[Stored data entries]
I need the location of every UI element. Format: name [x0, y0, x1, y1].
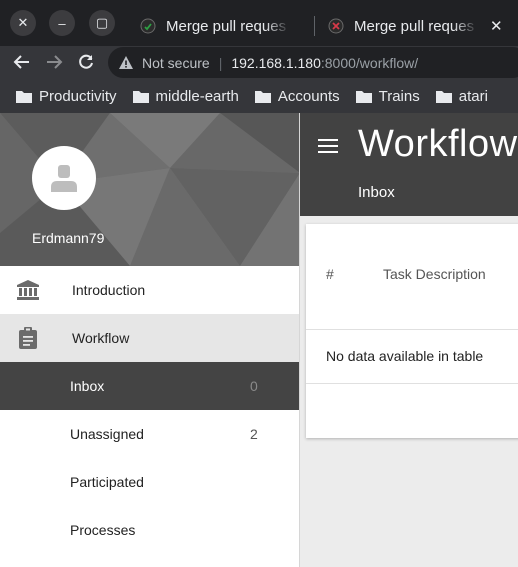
back-button[interactable] [10, 50, 34, 74]
bookmark-folder[interactable]: middle-earth [132, 87, 239, 105]
bank-icon [16, 279, 40, 301]
page-title: Workflow [358, 123, 518, 165]
tab-close-icon[interactable]: ✕ [490, 17, 503, 35]
avatar[interactable] [32, 146, 96, 210]
github-icon [140, 18, 156, 34]
sidebar-item-processes[interactable]: Processes [0, 506, 299, 554]
bookmark-folder[interactable]: Trains [355, 87, 420, 105]
bookmark-label: atari [458, 87, 488, 105]
clipboard-icon [16, 327, 40, 349]
tab-title: Merge pull reques [166, 17, 287, 35]
browser-tab[interactable]: Merge pull reques ✕ [316, 8, 518, 44]
sidebar-item-introduction[interactable]: Introduction [0, 266, 299, 314]
arrow-left-icon [13, 55, 29, 69]
bookmark-folder[interactable]: Accounts [254, 87, 340, 105]
sidebar-item-label: Inbox [70, 378, 105, 394]
folder-icon [132, 90, 149, 103]
task-table-card: # Task Description No data available in … [306, 224, 518, 438]
sidebar-item-workflow[interactable]: Workflow [0, 314, 299, 362]
bookmark-folder[interactable]: Productivity [16, 88, 117, 105]
sidebar-item-label: Processes [70, 522, 136, 538]
folder-icon [16, 90, 32, 103]
window-minimize-button[interactable]: – [49, 10, 75, 36]
main-content: Workflow Inbox # Task Description No dat… [300, 113, 518, 567]
warning-icon [119, 55, 133, 69]
sidebar-menu: Introduction Workflow Inbox 0 Unassigned [0, 266, 299, 554]
bookmark-folder[interactable]: atari [435, 87, 488, 105]
count-badge: 2 [250, 426, 258, 442]
sidebar-item-label: Participated [70, 474, 144, 490]
username: Erdmann79 [32, 230, 105, 246]
window-close-button[interactable]: ✕ [10, 10, 36, 36]
page-subtitle: Inbox [358, 184, 395, 201]
menu-icon[interactable] [318, 139, 338, 153]
folder-icon [355, 90, 372, 103]
url-path: :8000/workflow/ [320, 54, 419, 71]
profile-header: Erdmann79 [0, 113, 299, 266]
tab-title: Merge pull reques [354, 17, 475, 35]
sidebar-item-label: Introduction [72, 282, 146, 298]
sidebar-item-label: Workflow [72, 330, 130, 346]
empty-message: No data available in table [326, 348, 484, 364]
divider: | [218, 54, 223, 71]
column-header[interactable]: Task Description [383, 266, 486, 282]
reload-icon [79, 54, 93, 69]
sidebar-item-inbox[interactable]: Inbox 0 [0, 362, 299, 410]
column-header[interactable]: # [326, 266, 334, 282]
address-bar[interactable]: Not secure | 192.168.1.180:8000/workflow… [108, 47, 518, 78]
browser-titlebar: ✕ – ▢ Merge pull reques Merge pull reque… [0, 0, 518, 46]
window-maximize-button[interactable]: ▢ [89, 10, 115, 36]
reload-button[interactable] [74, 50, 98, 74]
sidebar-item-unassigned[interactable]: Unassigned 2 [0, 410, 299, 458]
browser-navbar: Not secure | 192.168.1.180:8000/workflow… [0, 46, 518, 79]
bookmark-label: Productivity [39, 87, 117, 105]
sidebar-item-label: Unassigned [70, 426, 144, 442]
bookmarks-bar: Productivity middle-earth Accounts Train… [0, 79, 518, 113]
browser-tab[interactable]: Merge pull reques [128, 8, 314, 44]
sidebar: Erdmann79 Introduction Workflow Inbox 0 … [0, 113, 300, 567]
sidebar-item-participated[interactable]: Participated [0, 458, 299, 506]
tab-separator [314, 16, 315, 36]
security-label: Not secure [142, 54, 210, 71]
app-header: Workflow Inbox [300, 113, 518, 216]
github-icon [328, 18, 344, 34]
bookmark-label: Accounts [277, 87, 340, 105]
user-icon [51, 165, 77, 192]
folder-icon [435, 90, 452, 103]
arrow-right-icon [47, 55, 63, 69]
bookmark-label: Trains [378, 87, 420, 105]
count-badge: 0 [250, 378, 258, 394]
bookmark-label: middle-earth [155, 87, 239, 105]
table-row: No data available in table [306, 330, 518, 384]
url-host: 192.168.1.180 [231, 54, 321, 71]
table-header: # Task Description [306, 224, 518, 330]
forward-button[interactable] [42, 50, 66, 74]
folder-icon [254, 90, 271, 103]
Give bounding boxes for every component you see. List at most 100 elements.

[Problem requirements]: Edit the items above so every "Productivity" becomes "Office", with nothing else changed. Leave the pictures out of your answer.

[Answer to the problem]:
I need the location of every UI element. Format: name [x0, y0, x1, y1].
back-button[interactable] [10, 50, 34, 74]
bookmark-folder[interactable]: middle-earth [132, 87, 239, 105]
bank-icon [16, 279, 40, 301]
page-title: Workflow [358, 123, 518, 165]
tab-close-icon[interactable]: ✕ [490, 17, 503, 35]
avatar[interactable] [32, 146, 96, 210]
github-icon [140, 18, 156, 34]
sidebar-item-processes[interactable]: Processes [0, 506, 299, 554]
bookmark-folder[interactable]: Trains [355, 87, 420, 105]
bookmark-label: atari [458, 87, 488, 105]
clipboard-icon [16, 327, 40, 349]
tab-title: Merge pull reques [166, 17, 287, 35]
browser-tab[interactable]: Merge pull reques ✕ [316, 8, 518, 44]
sidebar-item-introduction[interactable]: Introduction [0, 266, 299, 314]
arrow-left-icon [13, 55, 29, 69]
bookmark-folder[interactable]: Accounts [254, 87, 340, 105]
sidebar-item-label: Inbox [70, 378, 105, 394]
folder-icon [132, 90, 149, 103]
task-table-card: # Task Description No data available in … [306, 224, 518, 438]
sidebar-item-workflow[interactable]: Workflow [0, 314, 299, 362]
bookmark-folder[interactable]: Office [16, 88, 117, 105]
sidebar-item-label: Processes [70, 522, 136, 538]
folder-icon [16, 90, 32, 103]
window-minimize-button[interactable]: – [49, 10, 75, 36]
main-content: Workflow Inbox # Task Description No dat… [300, 113, 518, 567]
warning-icon [119, 55, 133, 69]
sidebar-menu: Introduction Workflow Inbox 0 Unassigned [0, 266, 299, 554]
bookmark-folder[interactable]: atari [435, 87, 488, 105]
count-badge: 2 [250, 426, 258, 442]
sidebar-item-label: Participated [70, 474, 144, 490]
username: Erdmann79 [32, 230, 105, 246]
window-close-button[interactable]: ✕ [10, 10, 36, 36]
page-subtitle: Inbox [358, 184, 395, 201]
menu-icon[interactable] [318, 139, 338, 153]
folder-icon [355, 90, 372, 103]
url-path: :8000/workflow/ [320, 54, 419, 71]
profile-header: Erdmann79 [0, 113, 299, 266]
tab-title: Merge pull reques [354, 17, 475, 35]
sidebar-item-label: Introduction [72, 282, 146, 298]
sidebar-item-label: Workflow [72, 330, 130, 346]
empty-message: No data available in table [326, 348, 484, 364]
divider: | [218, 54, 223, 71]
column-header[interactable]: Task Description [383, 266, 486, 282]
reload-icon [79, 54, 93, 69]
sidebar-item-inbox[interactable]: Inbox 0 [0, 362, 299, 410]
column-header[interactable]: # [326, 266, 334, 282]
address-bar[interactable]: Not secure | 192.168.1.180:8000/workflow… [108, 47, 518, 78]
browser-titlebar: ✕ – ▢ Merge pull reques Merge pull reque… [0, 0, 518, 46]
window-maximize-button[interactable]: ▢ [89, 10, 115, 36]
reload-button[interactable] [74, 50, 98, 74]
sidebar-item-unassigned[interactable]: Unassigned 2 [0, 410, 299, 458]
browser-navbar: Not secure | 192.168.1.180:8000/workflow… [0, 46, 518, 79]
bookmark-label: Office [39, 87, 117, 105]
sidebar-item-label: Unassigned [70, 426, 144, 442]
bookmarks-bar: Office middle-earth Accounts Train… [0, 79, 518, 113]
browser-tab[interactable]: Merge pull reques [128, 8, 314, 44]
sidebar: Erdmann79 Introduction Workflow Inbox 0 … [0, 113, 300, 567]
sidebar-item-participated[interactable]: Participated [0, 458, 299, 506]
tab-separator [314, 16, 315, 36]
security-label: Not secure [142, 54, 210, 71]
app-header: Workflow Inbox [300, 113, 518, 216]
github-icon [328, 18, 344, 34]
bookmark-label: Accounts [277, 87, 340, 105]
user-icon [51, 165, 77, 192]
folder-icon [435, 90, 452, 103]
arrow-right-icon [47, 55, 63, 69]
bookmark-label: Trains [378, 87, 420, 105]
count-badge: 0 [250, 378, 258, 394]
bookmark-label: middle-earth [155, 87, 239, 105]
table-row: No data available in table [306, 330, 518, 384]
url-host: 192.168.1.180 [231, 54, 321, 71]
table-header: # Task Description [306, 224, 518, 330]
forward-button[interactable] [42, 50, 66, 74]
folder-icon [254, 90, 271, 103]
Give bounding boxes for every component you see. List at most 100 elements.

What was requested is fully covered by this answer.